- **Your task**
Render every entry verbatim.

- **Available data**
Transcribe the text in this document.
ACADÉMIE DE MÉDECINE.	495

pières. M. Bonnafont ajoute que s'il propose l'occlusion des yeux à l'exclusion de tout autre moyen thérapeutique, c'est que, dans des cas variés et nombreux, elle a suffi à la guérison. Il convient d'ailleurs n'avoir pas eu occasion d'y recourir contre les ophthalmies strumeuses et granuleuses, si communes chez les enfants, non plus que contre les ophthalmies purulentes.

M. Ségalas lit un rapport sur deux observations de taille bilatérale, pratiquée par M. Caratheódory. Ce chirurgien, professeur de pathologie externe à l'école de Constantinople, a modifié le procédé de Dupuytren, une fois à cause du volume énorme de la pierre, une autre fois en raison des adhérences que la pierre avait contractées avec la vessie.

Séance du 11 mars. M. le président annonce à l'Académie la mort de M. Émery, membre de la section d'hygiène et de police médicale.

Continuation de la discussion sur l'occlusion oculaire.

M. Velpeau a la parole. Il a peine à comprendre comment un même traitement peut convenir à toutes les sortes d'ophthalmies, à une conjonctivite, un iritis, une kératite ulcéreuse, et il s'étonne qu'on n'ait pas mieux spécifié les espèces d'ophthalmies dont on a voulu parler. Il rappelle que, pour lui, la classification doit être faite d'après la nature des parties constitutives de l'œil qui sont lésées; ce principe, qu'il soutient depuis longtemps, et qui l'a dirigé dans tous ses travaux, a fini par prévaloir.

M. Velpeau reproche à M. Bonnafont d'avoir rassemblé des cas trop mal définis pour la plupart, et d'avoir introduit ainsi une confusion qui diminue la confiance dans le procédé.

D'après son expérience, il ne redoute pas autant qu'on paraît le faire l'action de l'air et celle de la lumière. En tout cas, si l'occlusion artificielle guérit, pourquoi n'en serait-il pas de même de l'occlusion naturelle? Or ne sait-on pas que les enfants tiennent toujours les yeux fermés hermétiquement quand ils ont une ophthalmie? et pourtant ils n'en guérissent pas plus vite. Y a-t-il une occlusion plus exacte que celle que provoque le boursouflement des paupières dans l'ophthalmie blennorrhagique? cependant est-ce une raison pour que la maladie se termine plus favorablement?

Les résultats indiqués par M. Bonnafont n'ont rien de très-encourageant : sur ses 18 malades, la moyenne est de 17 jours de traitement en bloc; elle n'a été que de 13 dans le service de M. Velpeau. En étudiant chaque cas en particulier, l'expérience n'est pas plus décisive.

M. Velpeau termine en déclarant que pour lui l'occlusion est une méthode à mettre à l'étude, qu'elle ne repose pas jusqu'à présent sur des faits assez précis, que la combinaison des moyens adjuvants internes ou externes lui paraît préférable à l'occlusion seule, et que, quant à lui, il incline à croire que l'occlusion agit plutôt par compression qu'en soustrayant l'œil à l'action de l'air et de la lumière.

- **Written reply**
Transcribe the text in this document.
ACADÉMIE DE MÉDECINE.	495

pières. M. Bonnafont ajoute que s'il propose l'occlusion des yeux à l'exclusion de tout autre moyen thérapeutique, c'est que, dans des cas variés et nombreux, elle a suffi à la guérison. Il convient d'ailleurs n'avoir pas eu occasion d'y recourir contre les ophthalmies strumeuses et granuleuses, si communes chez les enfants, non plus que contre les ophthalmies purulentes.

M. Ségalas lit un rapport sur deux observations de taille bilatérale, pratiquée par M. Caratheódory. Ce chirurgien, professeur de pathologie externe à l'école de Constantinople, a modifié le procédé de Dupuytren, une fois à cause du volume énorme de la pierre, une autre fois en raison des adhérences que la pierre avait contractées avec la vessie.

Séance du 11 mars. M. le président annonce à l'Académie la mort de M. Émery, membre de la section d'hygiène et de police médicale.

Continuation de la discussion sur l'occlusion oculaire.

M. Velpeau a la parole. Il a peine à comprendre comment un même traitement peut convenir à toutes les sortes d'ophthalmies, à une conjonctivite, un iritis, une kératite ulcéreuse, et il s'étonne qu'on n'ait pas mieux spécifié les espèces d'ophthalmies dont on a voulu parler. Il rappelle que, pour lui, la classification doit être faite d'après la nature des parties constitutives de l'œil qui sont lésées; ce principe, qu'il soutient depuis longtemps, et qui l'a dirigé dans tous ses travaux, a fini par prévaloir.

M. Velpeau reproche à M. Bonnafont d'avoir rassemblé des cas trop mal définis pour la plupart, et d'avoir introduit ainsi une confusion qui diminue la confiance dans le procédé.

D'après son expérience, il ne redoute pas autant qu'on paraît le faire l'action de l'air et celle de la lumière. En tout cas, si l'occlusion artificielle guérit, pourquoi n'en serait-il pas de même de l'occlusion naturelle? Or ne sait-on pas que les enfants tiennent toujours les yeux fermés hermétiquement quand ils ont une ophthalmie? et pourtant ils n'en guérissent pas plus vite. Y a-t-il une occlusion plus exacte que celle que provoque le boursouflement des paupières dans l'ophthalmie blennorrhagique? cependant est-ce une raison pour que la maladie se termine plus favorablement?

Les résultats indiqués par M. Bonnafont n'ont rien de très-encourageant : sur ses 18 malades, la moyenne est de 17 jours de traitement en bloc; elle n'a été que de 13 dans le service de M. Velpeau. En étudiant chaque cas en particulier, l'expérience n'est pas plus décisive.

M. Velpeau termine en déclarant que pour lui l'occlusion est une méthode à mettre à l'étude, qu'elle ne repose pas jusqu'à présent sur des faits assez précis, que la combinaison des moyens adjuvants internes ou externes lui paraît préférable à l'occlusion seule, et que, quant à lui, il incline à croire que l'occlusion agit plutôt par compression qu'en soustrayant l'œil à l'action de l'air et de la lumière.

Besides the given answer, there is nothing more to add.